#### THE PROBLEM
Copy each line of the data below with the word "Percentage".

#### STORED RECORDS

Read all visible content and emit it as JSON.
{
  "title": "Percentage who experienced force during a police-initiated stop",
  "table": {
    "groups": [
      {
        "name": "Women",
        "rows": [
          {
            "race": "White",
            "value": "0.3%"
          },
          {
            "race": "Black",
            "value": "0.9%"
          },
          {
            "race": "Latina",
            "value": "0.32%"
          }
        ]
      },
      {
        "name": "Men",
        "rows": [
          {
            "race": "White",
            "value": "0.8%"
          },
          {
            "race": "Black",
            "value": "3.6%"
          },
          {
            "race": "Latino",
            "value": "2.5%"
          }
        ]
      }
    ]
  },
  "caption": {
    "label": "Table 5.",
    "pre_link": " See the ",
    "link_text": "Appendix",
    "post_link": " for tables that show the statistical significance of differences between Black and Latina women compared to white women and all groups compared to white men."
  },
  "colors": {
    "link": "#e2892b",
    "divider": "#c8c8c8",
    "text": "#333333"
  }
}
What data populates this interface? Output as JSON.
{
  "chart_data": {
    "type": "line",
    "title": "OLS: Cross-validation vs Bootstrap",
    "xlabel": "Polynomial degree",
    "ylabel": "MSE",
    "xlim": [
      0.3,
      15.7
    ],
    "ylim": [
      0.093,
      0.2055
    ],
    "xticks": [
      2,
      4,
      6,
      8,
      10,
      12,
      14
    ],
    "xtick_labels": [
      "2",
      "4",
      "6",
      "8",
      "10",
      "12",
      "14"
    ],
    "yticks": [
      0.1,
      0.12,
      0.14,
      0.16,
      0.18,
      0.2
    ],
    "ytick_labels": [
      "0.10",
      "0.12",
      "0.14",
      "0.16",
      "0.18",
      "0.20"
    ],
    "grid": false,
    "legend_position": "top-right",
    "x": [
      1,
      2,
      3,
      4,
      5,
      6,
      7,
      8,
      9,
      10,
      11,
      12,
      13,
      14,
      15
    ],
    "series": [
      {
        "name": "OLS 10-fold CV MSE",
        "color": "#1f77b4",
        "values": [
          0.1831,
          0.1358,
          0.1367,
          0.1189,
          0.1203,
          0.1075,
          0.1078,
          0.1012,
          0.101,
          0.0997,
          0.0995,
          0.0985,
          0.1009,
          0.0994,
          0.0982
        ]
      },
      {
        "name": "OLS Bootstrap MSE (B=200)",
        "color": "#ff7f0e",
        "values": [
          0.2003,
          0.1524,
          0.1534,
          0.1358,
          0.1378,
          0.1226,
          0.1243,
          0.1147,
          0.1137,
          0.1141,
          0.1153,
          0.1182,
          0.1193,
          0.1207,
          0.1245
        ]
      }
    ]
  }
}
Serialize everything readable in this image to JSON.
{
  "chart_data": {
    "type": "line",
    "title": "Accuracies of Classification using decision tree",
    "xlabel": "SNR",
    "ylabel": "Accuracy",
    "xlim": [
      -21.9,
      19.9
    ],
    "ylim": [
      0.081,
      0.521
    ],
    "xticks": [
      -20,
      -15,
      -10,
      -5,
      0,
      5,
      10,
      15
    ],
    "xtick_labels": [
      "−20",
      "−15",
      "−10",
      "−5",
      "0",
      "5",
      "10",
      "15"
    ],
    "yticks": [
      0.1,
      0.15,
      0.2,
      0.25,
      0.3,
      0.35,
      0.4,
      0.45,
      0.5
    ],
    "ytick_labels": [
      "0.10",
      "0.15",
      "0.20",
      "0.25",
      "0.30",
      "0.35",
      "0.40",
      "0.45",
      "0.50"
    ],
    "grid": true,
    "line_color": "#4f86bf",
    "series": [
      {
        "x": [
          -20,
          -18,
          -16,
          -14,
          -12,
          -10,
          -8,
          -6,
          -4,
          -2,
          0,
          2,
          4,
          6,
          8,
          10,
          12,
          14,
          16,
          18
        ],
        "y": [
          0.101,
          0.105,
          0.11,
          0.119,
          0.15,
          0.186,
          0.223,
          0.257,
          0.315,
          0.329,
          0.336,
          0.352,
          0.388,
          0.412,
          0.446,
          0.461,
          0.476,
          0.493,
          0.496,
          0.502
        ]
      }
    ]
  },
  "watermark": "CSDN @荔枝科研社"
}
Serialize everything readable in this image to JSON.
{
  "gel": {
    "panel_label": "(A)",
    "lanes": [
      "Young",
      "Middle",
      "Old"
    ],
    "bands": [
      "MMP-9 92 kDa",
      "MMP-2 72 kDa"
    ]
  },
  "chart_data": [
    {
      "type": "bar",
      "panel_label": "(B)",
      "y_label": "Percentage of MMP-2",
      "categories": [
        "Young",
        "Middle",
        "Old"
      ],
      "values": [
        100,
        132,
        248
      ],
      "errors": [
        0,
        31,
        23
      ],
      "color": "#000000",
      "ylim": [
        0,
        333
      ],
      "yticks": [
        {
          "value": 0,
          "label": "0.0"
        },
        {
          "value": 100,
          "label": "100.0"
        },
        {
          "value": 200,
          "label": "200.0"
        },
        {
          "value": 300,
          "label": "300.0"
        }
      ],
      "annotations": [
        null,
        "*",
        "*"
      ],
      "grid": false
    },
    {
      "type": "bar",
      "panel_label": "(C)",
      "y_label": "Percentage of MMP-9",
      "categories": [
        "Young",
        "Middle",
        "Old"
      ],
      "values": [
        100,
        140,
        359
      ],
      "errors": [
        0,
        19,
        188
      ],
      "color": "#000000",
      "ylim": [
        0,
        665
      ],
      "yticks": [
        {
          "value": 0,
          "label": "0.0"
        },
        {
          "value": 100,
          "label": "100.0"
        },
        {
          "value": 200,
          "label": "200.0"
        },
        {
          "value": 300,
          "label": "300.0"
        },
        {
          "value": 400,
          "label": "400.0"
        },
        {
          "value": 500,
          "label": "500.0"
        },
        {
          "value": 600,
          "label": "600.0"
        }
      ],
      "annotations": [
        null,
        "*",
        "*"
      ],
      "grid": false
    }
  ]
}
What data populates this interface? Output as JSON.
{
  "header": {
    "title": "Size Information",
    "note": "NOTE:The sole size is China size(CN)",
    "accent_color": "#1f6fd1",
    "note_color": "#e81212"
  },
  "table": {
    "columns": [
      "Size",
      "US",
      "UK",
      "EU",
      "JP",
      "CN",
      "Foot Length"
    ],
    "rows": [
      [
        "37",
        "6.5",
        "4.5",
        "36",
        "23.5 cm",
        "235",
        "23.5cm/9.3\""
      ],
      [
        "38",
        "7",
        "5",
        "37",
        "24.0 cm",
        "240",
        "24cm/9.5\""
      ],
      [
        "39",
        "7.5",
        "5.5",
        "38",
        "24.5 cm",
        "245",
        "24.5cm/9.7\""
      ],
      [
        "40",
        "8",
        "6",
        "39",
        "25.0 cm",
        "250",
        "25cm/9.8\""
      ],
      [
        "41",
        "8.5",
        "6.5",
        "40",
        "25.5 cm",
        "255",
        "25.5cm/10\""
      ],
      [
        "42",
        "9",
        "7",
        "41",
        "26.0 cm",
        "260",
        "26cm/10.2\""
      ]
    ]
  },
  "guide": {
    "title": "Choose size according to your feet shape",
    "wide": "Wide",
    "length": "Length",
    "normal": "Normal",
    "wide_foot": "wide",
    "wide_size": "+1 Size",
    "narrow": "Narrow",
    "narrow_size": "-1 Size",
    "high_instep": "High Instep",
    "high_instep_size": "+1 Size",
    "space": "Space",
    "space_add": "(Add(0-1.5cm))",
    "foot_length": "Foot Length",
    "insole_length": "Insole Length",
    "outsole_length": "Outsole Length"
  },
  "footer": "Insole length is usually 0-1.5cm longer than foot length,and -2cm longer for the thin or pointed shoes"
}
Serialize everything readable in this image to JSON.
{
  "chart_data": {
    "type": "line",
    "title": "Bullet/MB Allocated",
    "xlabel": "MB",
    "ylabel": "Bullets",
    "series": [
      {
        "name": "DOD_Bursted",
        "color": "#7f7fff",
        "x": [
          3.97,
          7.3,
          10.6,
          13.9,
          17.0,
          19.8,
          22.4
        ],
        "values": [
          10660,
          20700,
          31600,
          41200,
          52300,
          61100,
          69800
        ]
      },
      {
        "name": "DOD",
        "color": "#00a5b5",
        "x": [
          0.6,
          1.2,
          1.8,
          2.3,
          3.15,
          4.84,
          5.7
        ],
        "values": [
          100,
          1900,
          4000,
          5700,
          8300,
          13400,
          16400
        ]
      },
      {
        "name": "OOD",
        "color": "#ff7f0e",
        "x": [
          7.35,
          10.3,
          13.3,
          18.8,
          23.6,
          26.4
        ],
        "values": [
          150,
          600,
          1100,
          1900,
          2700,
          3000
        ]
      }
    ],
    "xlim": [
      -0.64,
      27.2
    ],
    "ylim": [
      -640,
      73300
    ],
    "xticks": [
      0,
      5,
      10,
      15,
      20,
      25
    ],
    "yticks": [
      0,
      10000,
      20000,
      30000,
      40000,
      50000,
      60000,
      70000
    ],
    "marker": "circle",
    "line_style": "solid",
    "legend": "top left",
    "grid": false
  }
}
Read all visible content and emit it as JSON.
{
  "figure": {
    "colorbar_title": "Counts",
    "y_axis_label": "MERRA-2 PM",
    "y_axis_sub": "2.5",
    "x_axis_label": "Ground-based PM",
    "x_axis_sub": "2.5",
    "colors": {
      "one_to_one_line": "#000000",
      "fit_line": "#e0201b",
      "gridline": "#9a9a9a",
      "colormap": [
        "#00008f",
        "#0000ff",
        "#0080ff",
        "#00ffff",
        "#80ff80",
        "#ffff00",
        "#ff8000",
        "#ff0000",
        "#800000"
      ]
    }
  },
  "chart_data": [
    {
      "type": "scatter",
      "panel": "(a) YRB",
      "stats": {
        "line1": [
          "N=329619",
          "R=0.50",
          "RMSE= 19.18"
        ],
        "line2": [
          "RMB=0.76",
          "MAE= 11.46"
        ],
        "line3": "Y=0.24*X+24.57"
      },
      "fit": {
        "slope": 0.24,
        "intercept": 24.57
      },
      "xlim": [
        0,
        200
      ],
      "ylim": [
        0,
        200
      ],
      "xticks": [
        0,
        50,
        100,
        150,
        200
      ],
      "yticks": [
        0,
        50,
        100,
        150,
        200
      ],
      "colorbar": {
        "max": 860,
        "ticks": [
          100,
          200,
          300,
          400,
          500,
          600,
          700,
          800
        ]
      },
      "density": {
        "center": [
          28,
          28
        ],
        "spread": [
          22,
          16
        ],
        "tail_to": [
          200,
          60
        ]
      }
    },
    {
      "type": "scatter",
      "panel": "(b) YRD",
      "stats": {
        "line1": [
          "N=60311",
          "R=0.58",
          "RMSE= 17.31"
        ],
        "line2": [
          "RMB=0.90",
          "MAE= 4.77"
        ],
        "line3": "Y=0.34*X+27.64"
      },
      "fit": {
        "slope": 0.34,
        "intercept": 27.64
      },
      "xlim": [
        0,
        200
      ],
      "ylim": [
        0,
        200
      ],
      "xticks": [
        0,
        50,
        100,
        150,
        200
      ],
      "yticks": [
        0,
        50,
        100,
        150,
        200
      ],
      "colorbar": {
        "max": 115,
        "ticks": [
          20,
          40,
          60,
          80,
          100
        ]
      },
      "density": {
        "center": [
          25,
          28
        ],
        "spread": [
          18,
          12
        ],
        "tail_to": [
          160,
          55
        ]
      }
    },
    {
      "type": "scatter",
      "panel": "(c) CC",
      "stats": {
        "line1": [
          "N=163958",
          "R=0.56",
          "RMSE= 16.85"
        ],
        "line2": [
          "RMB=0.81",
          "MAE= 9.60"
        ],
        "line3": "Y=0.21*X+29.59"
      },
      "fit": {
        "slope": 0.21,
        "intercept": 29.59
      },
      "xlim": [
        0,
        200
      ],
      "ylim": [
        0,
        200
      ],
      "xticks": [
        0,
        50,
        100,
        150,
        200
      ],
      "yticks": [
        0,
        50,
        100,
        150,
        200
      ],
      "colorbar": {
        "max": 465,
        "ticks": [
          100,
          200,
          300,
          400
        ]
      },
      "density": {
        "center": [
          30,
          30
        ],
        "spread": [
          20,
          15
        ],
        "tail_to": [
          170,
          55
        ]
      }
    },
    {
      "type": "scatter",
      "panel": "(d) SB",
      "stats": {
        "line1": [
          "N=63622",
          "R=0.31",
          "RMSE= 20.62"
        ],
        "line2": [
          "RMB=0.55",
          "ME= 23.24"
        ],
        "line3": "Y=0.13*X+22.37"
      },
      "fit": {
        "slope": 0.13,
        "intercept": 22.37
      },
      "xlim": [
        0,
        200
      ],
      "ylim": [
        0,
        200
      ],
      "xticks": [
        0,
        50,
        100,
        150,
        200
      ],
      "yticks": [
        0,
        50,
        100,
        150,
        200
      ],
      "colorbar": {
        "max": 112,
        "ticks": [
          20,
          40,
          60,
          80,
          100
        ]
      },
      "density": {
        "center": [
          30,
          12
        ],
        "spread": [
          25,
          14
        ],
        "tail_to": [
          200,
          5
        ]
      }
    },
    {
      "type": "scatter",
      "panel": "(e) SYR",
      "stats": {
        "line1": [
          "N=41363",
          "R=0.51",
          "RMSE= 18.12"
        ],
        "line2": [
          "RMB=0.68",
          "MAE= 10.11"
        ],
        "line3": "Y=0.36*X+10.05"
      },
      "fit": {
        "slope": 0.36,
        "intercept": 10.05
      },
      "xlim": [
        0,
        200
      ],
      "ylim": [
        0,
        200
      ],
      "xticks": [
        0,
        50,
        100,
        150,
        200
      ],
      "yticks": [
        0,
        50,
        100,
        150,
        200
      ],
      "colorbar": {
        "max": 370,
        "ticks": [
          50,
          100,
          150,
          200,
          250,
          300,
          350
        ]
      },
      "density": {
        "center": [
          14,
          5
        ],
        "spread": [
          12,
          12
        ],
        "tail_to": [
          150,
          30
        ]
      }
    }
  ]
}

#### FINAL ANSWER
  "title": "Percentage who experienced force during a police-initiated stop",
      "y_label": "Percentage of MMP-2",
      "y_label": "Percentage of MMP-9",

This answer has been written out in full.